-- START Data provided --

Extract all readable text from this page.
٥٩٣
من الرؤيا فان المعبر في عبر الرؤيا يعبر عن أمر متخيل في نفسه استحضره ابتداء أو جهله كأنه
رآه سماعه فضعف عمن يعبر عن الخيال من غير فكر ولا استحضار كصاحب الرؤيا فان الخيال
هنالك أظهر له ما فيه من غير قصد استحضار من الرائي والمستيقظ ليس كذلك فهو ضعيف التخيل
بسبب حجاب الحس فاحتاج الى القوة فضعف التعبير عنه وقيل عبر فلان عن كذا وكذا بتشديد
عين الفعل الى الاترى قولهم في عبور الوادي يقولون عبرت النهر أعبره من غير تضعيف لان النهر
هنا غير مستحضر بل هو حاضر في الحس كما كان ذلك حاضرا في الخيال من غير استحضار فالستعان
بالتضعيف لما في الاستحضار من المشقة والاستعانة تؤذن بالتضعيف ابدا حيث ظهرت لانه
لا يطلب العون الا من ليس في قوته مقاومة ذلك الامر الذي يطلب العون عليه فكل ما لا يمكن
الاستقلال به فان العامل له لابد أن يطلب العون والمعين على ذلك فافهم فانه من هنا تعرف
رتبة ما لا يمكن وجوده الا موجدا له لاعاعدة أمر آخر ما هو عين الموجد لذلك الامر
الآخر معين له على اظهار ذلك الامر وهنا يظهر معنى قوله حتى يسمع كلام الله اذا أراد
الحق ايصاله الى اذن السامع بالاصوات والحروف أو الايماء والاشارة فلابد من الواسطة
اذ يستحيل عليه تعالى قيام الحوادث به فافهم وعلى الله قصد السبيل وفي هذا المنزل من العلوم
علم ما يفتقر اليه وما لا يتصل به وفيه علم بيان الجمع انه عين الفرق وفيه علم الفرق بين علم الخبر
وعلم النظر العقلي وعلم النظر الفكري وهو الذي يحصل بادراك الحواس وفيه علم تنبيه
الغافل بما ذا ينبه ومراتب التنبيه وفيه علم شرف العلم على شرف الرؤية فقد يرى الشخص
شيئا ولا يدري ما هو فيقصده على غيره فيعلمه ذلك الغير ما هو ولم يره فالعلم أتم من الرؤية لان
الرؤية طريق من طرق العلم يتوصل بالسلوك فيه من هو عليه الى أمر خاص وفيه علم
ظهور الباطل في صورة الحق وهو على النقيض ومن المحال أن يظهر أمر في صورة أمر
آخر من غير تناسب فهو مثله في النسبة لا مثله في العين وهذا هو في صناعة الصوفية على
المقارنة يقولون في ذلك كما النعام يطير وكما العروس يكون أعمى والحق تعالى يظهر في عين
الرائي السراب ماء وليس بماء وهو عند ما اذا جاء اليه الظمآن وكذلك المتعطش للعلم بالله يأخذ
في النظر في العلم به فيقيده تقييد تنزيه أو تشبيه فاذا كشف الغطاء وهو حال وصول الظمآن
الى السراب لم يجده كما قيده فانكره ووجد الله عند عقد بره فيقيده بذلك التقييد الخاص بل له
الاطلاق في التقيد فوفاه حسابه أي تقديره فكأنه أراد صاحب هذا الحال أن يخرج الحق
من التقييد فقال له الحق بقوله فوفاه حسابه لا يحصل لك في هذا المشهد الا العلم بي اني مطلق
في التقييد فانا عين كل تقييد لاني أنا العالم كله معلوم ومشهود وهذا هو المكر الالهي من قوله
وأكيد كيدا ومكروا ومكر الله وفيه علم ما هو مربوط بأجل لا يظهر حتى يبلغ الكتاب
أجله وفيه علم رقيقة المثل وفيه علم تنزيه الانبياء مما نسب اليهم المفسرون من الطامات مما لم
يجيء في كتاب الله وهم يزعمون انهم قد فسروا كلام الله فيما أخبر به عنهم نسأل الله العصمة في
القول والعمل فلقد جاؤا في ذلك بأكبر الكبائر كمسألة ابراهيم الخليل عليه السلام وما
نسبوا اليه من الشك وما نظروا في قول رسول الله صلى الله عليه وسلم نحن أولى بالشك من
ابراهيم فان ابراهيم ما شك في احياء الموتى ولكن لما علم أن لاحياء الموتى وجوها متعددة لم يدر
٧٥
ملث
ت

-- END Data provided --

## What to do
Type the whole listing again, unaltered.

## Answer for this exercise
Extract all readable text from this page.
٥٩٣
من الرؤيا فان المعبر في عبر الرؤيا يعبر عن أمر متخيل في نفسه استحضره ابتداء أو جهله كأنه
رآه سماعه فضعف عمن يعبر عن الخيال من غير فكر ولا استحضار كصاحب الرؤيا فان الخيال
هنالك أظهر له ما فيه من غير قصد استحضار من الرائي والمستيقظ ليس كذلك فهو ضعيف التخيل
بسبب حجاب الحس فاحتاج الى القوة فضعف التعبير عنه وقيل عبر فلان عن كذا وكذا بتشديد
عين الفعل الى الاترى قولهم في عبور الوادي يقولون عبرت النهر أعبره من غير تضعيف لان النهر
هنا غير مستحضر بل هو حاضر في الحس كما كان ذلك حاضرا في الخيال من غير استحضار فالستعان
بالتضعيف لما في الاستحضار من المشقة والاستعانة تؤذن بالتضعيف ابدا حيث ظهرت لانه
لا يطلب العون الا من ليس في قوته مقاومة ذلك الامر الذي يطلب العون عليه فكل ما لا يمكن
الاستقلال به فان العامل له لابد أن يطلب العون والمعين على ذلك فافهم فانه من هنا تعرف
رتبة ما لا يمكن وجوده الا موجدا له لاعاعدة أمر آخر ما هو عين الموجد لذلك الامر
الآخر معين له على اظهار ذلك الامر وهنا يظهر معنى قوله حتى يسمع كلام الله اذا أراد
الحق ايصاله الى اذن السامع بالاصوات والحروف أو الايماء والاشارة فلابد من الواسطة
اذ يستحيل عليه تعالى قيام الحوادث به فافهم وعلى الله قصد السبيل وفي هذا المنزل من العلوم
علم ما يفتقر اليه وما لا يتصل به وفيه علم بيان الجمع انه عين الفرق وفيه علم الفرق بين علم الخبر
وعلم النظر العقلي وعلم النظر الفكري وهو الذي يحصل بادراك الحواس وفيه علم تنبيه
الغافل بما ذا ينبه ومراتب التنبيه وفيه علم شرف العلم على شرف الرؤية فقد يرى الشخص
شيئا ولا يدري ما هو فيقصده على غيره فيعلمه ذلك الغير ما هو ولم يره فالعلم أتم من الرؤية لان
الرؤية طريق من طرق العلم يتوصل بالسلوك فيه من هو عليه الى أمر خاص وفيه علم
ظهور الباطل في صورة الحق وهو على النقيض ومن المحال أن يظهر أمر في صورة أمر
آخر من غير تناسب فهو مثله في النسبة لا مثله في العين وهذا هو في صناعة الصوفية على
المقارنة يقولون في ذلك كما النعام يطير وكما العروس يكون أعمى والحق تعالى يظهر في عين
الرائي السراب ماء وليس بماء وهو عند ما اذا جاء اليه الظمآن وكذلك المتعطش للعلم بالله يأخذ
في النظر في العلم به فيقيده تقييد تنزيه أو تشبيه فاذا كشف الغطاء وهو حال وصول الظمآن
الى السراب لم يجده كما قيده فانكره ووجد الله عند عقد بره فيقيده بذلك التقييد الخاص بل له
الاطلاق في التقيد فوفاه حسابه أي تقديره فكأنه أراد صاحب هذا الحال أن يخرج الحق
من التقييد فقال له الحق بقوله فوفاه حسابه لا يحصل لك في هذا المشهد الا العلم بي اني مطلق
في التقييد فانا عين كل تقييد لاني أنا العالم كله معلوم ومشهود وهذا هو المكر الالهي من قوله
وأكيد كيدا ومكروا ومكر الله وفيه علم ما هو مربوط بأجل لا يظهر حتى يبلغ الكتاب
أجله وفيه علم رقيقة المثل وفيه علم تنزيه الانبياء مما نسب اليهم المفسرون من الطامات مما لم
يجيء في كتاب الله وهم يزعمون انهم قد فسروا كلام الله فيما أخبر به عنهم نسأل الله العصمة في
القول والعمل فلقد جاؤا في ذلك بأكبر الكبائر كمسألة ابراهيم الخليل عليه السلام وما
نسبوا اليه من الشك وما نظروا في قول رسول الله صلى الله عليه وسلم نحن أولى بالشك من
ابراهيم فان ابراهيم ما شك في احياء الموتى ولكن لما علم أن لاحياء الموتى وجوها متعددة لم يدر
٧٥
ملث
ت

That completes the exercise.